REQUIREMENTS:
Extract every line that contains the word "object".

AVAILABLE DATA:
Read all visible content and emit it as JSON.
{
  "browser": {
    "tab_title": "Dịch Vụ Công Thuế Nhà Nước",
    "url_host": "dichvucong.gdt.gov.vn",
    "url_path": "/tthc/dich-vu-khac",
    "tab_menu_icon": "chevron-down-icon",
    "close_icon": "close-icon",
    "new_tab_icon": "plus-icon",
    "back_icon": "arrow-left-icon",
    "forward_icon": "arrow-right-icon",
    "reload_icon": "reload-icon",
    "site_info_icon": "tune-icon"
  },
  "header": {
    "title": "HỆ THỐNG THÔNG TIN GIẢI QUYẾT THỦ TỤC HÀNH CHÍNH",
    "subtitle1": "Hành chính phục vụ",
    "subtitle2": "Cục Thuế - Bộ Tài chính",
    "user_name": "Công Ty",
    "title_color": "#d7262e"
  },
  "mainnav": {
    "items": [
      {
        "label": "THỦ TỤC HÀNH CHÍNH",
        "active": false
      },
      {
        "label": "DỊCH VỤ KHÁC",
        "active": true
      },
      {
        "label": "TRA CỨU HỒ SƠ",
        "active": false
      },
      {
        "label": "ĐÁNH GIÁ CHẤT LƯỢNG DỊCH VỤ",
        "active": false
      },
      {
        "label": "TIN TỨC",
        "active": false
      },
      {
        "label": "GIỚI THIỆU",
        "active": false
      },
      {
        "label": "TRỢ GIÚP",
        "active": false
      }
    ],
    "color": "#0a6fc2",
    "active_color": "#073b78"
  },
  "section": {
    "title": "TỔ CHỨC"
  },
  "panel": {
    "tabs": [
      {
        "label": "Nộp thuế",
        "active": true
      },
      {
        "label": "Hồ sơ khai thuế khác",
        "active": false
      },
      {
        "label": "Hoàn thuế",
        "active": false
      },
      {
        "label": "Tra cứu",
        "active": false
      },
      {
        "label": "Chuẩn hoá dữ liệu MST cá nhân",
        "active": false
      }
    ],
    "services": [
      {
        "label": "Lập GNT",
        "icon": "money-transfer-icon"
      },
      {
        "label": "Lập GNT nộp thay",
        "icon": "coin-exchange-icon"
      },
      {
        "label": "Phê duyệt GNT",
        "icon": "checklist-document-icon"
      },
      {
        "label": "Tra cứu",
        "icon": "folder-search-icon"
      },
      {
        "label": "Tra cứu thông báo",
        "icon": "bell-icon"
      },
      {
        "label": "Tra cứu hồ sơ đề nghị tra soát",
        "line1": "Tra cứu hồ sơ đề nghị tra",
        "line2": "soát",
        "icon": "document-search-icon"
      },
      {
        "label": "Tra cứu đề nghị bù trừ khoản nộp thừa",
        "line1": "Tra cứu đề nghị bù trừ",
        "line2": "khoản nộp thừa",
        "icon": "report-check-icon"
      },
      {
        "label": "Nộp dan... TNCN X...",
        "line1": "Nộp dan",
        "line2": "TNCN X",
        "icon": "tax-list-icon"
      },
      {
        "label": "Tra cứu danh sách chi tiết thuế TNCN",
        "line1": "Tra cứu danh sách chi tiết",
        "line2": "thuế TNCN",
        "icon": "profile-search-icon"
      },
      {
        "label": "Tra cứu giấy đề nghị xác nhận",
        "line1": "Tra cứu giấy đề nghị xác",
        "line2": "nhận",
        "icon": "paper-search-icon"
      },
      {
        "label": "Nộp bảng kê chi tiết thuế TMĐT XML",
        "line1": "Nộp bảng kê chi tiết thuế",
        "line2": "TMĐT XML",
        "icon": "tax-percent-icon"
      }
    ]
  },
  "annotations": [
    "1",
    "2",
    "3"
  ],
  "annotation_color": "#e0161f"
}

==

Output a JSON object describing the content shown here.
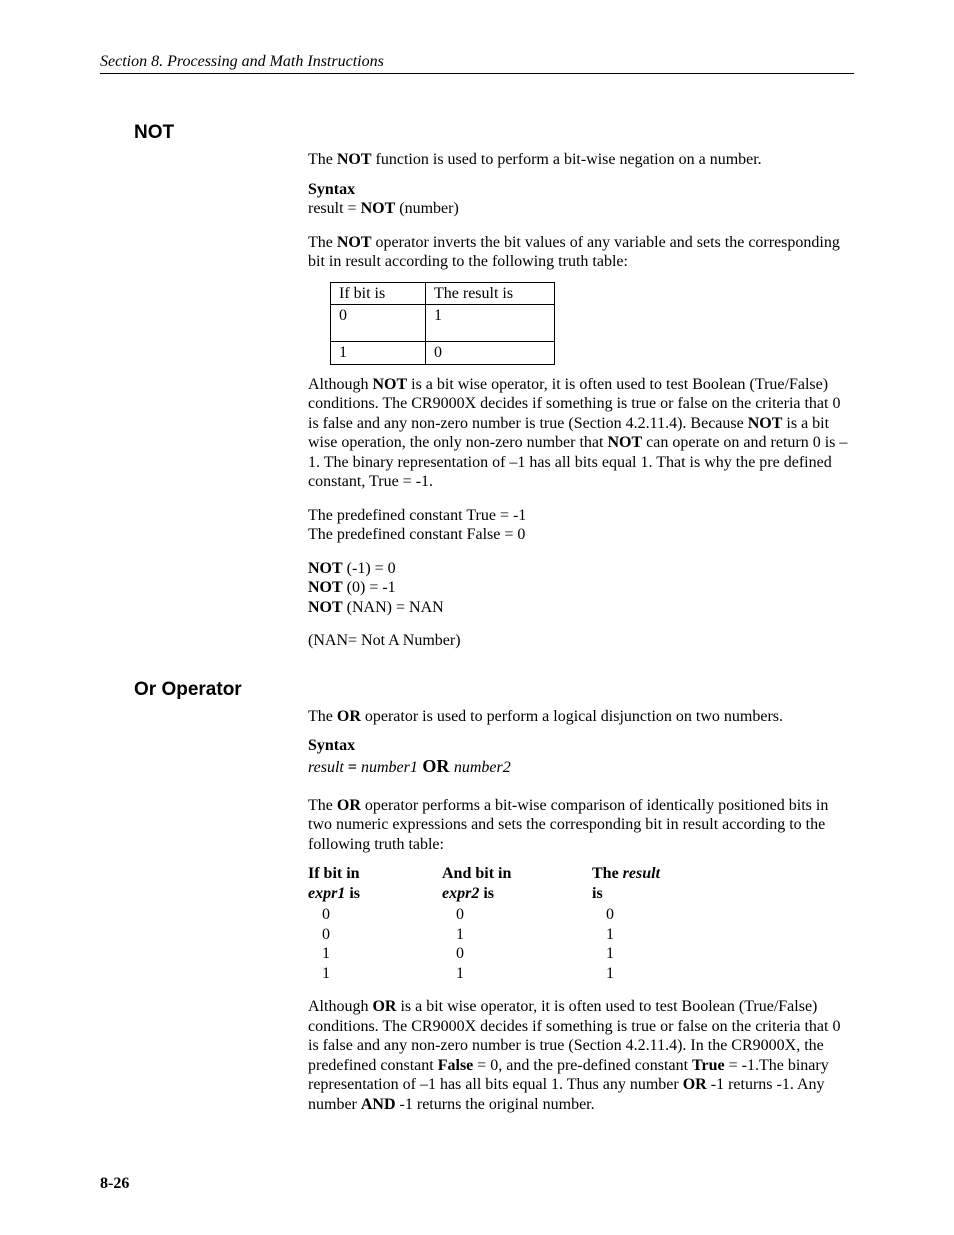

==

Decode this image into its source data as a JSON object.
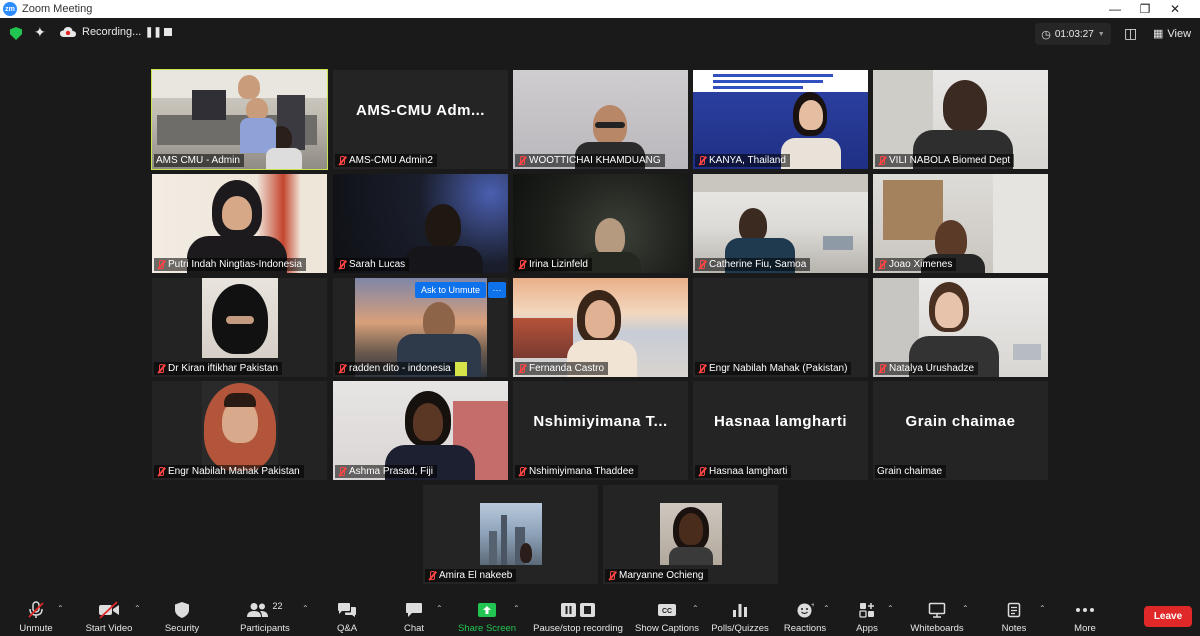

OUTPUT FOR THIS EXERCISE:
Output a JSON object describing the content shown here.
Decode this image into its source data as a JSON object.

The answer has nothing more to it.